## Goal
Take the data that follows and retype it word for word.
• • • •
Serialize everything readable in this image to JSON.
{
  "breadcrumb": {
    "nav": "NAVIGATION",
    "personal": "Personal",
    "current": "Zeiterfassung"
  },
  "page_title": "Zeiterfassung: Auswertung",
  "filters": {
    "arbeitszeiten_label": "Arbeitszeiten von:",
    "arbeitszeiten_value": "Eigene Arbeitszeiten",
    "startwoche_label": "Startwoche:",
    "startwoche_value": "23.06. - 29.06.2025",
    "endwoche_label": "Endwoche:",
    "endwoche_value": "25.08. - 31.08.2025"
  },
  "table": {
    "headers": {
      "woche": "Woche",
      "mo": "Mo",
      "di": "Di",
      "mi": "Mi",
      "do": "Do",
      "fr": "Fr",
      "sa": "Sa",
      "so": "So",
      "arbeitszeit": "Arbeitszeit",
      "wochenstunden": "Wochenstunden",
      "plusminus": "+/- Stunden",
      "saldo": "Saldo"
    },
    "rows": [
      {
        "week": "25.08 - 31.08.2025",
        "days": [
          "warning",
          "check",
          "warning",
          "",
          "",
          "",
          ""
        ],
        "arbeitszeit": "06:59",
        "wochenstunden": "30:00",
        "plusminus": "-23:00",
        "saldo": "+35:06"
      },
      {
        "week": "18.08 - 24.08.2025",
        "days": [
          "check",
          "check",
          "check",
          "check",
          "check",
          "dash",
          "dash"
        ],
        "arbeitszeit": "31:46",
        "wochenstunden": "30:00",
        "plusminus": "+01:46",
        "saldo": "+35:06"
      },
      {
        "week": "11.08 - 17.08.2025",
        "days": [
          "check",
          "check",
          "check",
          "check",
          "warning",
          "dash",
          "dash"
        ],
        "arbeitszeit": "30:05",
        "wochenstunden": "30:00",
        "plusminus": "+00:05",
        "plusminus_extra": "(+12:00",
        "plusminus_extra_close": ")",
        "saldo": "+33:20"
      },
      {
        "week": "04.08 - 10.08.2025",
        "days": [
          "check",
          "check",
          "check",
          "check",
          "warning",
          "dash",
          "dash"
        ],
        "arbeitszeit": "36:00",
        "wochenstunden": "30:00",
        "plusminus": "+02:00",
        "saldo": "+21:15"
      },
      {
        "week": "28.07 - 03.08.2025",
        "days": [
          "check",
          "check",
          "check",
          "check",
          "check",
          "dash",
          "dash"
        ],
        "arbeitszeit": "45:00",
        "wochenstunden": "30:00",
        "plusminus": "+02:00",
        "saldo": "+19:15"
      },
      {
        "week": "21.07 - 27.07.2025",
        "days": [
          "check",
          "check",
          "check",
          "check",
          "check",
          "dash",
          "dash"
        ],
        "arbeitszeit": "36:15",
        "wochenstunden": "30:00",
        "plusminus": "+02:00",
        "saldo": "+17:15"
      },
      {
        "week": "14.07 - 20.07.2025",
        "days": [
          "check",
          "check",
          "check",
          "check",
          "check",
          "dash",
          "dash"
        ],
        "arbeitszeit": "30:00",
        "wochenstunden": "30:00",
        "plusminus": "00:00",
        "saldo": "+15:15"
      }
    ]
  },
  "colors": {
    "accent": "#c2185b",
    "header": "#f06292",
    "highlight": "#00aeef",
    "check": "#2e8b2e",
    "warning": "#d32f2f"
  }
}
• • • •
## Result for this exercise
Serialize everything readable in this image to JSON.
{
  "breadcrumb": {
    "nav": "NAVIGATION",
    "personal": "Personal",
    "current": "Zeiterfassung"
  },
  "page_title": "Zeiterfassung: Auswertung",
  "filters": {
    "arbeitszeiten_label": "Arbeitszeiten von:",
    "arbeitszeiten_value": "Eigene Arbeitszeiten",
    "startwoche_label": "Startwoche:",
    "startwoche_value": "23.06. - 29.06.2025",
    "endwoche_label": "Endwoche:",
    "endwoche_value": "25.08. - 31.08.2025"
  },
  "table": {
    "headers": {
      "woche": "Woche",
      "mo": "Mo",
      "di": "Di",
      "mi": "Mi",
      "do": "Do",
      "fr": "Fr",
      "sa": "Sa",
      "so": "So",
      "arbeitszeit": "Arbeitszeit",
      "wochenstunden": "Wochenstunden",
      "plusminus": "+/- Stunden",
      "saldo": "Saldo"
    },
    "rows": [
      {
        "week": "25.08 - 31.08.2025",
        "days": [
          "warning",
          "check",
          "warning",
          "",
          "",
          "",
          ""
        ],
        "arbeitszeit": "06:59",
        "wochenstunden": "30:00",
        "plusminus": "-23:00",
        "saldo": "+35:06"
      },
      {
        "week": "18.08 - 24.08.2025",
        "days": [
          "check",
          "check",
          "check",
          "check",
          "check",
          "dash",
          "dash"
        ],
        "arbeitszeit": "31:46",
        "wochenstunden": "30:00",
        "plusminus": "+01:46",
        "saldo": "+35:06"
      },
      {
        "week": "11.08 - 17.08.2025",
        "days": [
          "check",
          "check",
          "check",
          "check",
          "warning",
          "dash",
          "dash"
        ],
        "arbeitszeit": "30:05",
        "wochenstunden": "30:00",
        "plusminus": "+00:05",
        "plusminus_extra": "(+12:00",
        "plusminus_extra_close": ")",
        "saldo": "+33:20"
      },
      {
        "week": "04.08 - 10.08.2025",
        "days": [
          "check",
          "check",
          "check",
          "check",
          "warning",
          "dash",
          "dash"
        ],
        "arbeitszeit": "36:00",
        "wochenstunden": "30:00",
        "plusminus": "+02:00",
        "saldo": "+21:15"
      },
      {
        "week": "28.07 - 03.08.2025",
        "days": [
          "check",
          "check",
          "check",
          "check",
          "check",
          "dash",
          "dash"
        ],
        "arbeitszeit": "45:00",
        "wochenstunden": "30:00",
        "plusminus": "+02:00",
        "saldo": "+19:15"
      },
      {
        "week": "21.07 - 27.07.2025",
        "days": [
          "check",
          "check",
          "check",
          "check",
          "check",
          "dash",
          "dash"
        ],
        "arbeitszeit": "36:15",
        "wochenstunden": "30:00",
        "plusminus": "+02:00",
        "saldo": "+17:15"
      },
      {
        "week": "14.07 - 20.07.2025",
        "days": [
          "check",
          "check",
          "check",
          "check",
          "check",
          "dash",
          "dash"
        ],
        "arbeitszeit": "30:00",
        "wochenstunden": "30:00",
        "plusminus": "00:00",
        "saldo": "+15:15"
      }
    ]
  },
  "colors": {
    "accent": "#c2185b",
    "header": "#f06292",
    "highlight": "#00aeef",
    "check": "#2e8b2e",
    "warning": "#d32f2f"
  }
}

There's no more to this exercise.